STATED EXERCISE:
Records follow. Pull out every line that contains "исчезающие".

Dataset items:
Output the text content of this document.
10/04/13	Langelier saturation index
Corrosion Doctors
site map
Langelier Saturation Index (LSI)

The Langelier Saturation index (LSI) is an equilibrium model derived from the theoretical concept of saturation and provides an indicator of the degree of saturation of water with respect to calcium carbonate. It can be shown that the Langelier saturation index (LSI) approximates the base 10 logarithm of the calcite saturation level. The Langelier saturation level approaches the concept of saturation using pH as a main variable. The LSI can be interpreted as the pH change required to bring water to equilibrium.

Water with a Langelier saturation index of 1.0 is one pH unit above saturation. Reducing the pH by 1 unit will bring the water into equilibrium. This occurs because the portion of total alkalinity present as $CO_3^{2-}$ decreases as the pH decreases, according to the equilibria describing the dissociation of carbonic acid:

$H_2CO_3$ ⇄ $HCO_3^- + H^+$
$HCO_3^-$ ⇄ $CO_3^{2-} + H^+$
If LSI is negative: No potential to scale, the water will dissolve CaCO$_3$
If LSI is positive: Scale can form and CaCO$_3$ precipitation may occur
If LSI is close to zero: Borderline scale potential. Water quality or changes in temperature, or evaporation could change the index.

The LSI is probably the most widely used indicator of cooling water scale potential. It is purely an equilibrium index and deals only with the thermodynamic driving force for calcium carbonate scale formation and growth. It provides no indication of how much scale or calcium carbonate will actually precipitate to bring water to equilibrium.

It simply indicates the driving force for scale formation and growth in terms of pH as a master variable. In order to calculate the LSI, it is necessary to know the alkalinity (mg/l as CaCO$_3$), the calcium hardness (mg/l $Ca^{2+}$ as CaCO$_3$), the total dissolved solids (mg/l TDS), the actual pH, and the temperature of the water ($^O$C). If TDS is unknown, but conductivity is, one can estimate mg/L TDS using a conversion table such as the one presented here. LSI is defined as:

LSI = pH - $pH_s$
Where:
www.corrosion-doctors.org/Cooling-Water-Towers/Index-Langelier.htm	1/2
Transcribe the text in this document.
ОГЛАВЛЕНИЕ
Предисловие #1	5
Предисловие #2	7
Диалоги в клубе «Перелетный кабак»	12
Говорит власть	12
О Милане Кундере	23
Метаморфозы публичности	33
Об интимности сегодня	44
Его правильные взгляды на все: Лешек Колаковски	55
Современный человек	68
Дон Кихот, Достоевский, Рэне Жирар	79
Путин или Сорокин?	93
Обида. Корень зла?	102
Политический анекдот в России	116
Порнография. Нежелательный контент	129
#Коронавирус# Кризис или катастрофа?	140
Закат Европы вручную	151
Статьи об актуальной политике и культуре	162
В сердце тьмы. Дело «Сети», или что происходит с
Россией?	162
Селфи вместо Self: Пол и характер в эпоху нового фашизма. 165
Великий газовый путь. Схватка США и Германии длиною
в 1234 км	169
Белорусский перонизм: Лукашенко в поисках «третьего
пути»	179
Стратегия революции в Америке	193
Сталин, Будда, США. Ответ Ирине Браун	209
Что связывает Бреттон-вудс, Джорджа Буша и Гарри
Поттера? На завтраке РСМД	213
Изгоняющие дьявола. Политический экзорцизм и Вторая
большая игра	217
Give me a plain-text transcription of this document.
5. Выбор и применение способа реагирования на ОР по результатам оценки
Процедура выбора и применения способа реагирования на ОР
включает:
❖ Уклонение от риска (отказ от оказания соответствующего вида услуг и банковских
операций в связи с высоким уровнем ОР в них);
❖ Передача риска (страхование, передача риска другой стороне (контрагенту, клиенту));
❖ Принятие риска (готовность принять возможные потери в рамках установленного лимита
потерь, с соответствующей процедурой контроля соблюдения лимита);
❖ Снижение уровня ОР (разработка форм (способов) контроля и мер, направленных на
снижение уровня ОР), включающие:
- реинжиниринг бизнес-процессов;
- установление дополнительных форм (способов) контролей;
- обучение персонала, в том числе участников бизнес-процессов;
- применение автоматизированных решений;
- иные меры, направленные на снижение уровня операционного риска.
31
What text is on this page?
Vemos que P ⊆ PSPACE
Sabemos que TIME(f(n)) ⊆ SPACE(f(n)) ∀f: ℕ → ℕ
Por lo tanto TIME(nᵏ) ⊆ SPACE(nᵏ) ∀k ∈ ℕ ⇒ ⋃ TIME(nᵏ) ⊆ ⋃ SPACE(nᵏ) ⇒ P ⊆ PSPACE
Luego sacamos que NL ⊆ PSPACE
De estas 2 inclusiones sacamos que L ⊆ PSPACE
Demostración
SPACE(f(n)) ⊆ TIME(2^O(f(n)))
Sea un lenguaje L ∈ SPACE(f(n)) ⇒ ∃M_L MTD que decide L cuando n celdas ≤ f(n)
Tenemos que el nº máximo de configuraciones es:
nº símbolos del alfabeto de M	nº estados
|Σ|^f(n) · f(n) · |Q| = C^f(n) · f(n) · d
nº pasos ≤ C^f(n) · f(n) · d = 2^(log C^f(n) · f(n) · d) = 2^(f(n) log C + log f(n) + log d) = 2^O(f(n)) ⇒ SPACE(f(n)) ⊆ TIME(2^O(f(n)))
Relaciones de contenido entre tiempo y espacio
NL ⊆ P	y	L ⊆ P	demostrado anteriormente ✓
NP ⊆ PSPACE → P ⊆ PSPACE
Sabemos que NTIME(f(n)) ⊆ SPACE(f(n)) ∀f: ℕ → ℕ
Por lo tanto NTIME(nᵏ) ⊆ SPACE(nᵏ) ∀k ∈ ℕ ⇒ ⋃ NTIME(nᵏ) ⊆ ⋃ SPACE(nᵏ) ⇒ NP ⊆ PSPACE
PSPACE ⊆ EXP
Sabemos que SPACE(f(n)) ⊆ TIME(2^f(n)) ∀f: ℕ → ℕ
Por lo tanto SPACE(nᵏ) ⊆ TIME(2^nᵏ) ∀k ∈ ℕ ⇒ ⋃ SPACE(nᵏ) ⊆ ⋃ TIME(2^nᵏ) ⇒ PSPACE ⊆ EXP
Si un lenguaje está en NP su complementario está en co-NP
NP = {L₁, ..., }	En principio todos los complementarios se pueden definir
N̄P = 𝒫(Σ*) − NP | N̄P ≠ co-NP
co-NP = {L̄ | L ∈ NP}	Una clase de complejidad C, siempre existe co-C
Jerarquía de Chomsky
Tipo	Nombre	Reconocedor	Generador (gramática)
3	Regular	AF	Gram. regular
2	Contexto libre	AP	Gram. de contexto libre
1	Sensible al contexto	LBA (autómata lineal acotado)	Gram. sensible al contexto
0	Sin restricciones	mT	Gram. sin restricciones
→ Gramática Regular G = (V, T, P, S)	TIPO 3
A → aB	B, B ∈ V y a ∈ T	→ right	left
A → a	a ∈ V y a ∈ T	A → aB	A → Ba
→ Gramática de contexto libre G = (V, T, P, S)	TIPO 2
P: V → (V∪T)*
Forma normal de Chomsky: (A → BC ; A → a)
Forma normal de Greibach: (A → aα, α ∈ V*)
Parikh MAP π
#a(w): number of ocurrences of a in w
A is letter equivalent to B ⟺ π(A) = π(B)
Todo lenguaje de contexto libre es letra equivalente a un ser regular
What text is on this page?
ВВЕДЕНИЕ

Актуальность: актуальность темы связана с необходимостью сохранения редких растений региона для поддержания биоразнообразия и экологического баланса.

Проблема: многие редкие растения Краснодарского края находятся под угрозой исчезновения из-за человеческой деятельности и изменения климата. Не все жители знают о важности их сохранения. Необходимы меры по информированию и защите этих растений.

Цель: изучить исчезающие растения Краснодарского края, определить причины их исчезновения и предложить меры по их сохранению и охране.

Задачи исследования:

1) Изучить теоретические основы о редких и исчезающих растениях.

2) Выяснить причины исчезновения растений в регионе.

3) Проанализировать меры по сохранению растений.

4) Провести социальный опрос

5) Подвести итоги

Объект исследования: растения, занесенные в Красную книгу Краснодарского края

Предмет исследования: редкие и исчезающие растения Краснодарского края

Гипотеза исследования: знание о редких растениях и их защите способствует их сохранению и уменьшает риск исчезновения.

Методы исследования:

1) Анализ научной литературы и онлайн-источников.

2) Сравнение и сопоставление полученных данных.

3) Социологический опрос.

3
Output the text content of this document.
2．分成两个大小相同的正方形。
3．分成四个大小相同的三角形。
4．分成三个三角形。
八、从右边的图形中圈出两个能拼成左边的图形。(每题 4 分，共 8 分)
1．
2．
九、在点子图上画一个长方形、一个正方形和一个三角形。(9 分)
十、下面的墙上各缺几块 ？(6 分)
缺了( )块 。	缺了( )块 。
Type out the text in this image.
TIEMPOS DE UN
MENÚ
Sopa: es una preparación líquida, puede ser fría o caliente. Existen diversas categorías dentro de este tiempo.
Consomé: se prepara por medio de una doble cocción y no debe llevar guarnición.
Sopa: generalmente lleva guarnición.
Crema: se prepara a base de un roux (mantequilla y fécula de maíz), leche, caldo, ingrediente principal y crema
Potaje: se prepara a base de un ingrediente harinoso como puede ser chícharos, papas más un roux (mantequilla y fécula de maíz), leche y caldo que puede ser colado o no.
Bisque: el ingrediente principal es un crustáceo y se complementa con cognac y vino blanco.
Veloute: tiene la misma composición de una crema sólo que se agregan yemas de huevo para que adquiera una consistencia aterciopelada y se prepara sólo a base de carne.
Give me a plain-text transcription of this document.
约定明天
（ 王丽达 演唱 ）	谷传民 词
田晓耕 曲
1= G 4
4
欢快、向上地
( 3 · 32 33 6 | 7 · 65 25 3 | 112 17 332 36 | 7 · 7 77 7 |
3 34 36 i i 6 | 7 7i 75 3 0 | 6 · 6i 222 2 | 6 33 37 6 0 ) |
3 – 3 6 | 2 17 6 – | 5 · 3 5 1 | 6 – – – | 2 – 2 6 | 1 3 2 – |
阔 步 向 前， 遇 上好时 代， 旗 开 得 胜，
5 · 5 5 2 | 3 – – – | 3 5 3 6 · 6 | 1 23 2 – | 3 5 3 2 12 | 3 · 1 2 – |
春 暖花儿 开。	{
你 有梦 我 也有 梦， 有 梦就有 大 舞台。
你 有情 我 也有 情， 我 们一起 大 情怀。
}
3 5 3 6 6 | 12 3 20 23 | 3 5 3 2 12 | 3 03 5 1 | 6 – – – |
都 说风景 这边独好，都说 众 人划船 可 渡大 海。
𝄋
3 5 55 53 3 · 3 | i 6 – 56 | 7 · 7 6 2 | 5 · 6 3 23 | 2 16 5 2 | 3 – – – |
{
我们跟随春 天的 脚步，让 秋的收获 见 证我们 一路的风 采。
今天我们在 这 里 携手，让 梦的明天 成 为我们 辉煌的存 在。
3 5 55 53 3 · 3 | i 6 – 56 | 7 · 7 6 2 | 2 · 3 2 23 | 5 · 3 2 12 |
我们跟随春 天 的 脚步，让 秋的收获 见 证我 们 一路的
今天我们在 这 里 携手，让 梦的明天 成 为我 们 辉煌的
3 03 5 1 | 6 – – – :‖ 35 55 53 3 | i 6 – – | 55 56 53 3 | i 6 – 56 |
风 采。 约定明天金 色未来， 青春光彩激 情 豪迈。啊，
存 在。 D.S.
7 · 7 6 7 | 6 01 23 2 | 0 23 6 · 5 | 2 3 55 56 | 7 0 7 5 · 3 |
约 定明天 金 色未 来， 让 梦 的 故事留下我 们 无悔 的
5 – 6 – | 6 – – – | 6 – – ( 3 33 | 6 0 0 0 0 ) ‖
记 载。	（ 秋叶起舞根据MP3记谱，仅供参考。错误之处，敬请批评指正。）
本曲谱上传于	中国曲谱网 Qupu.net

ANSWER TO THIS EXERCISE:
Цель: изучить исчезающие растения Краснодарского края, определить причины их исчезновения и предложить меры по их сохранению и охране.
Предмет исследования: редкие и исчезающие растения Краснодарского края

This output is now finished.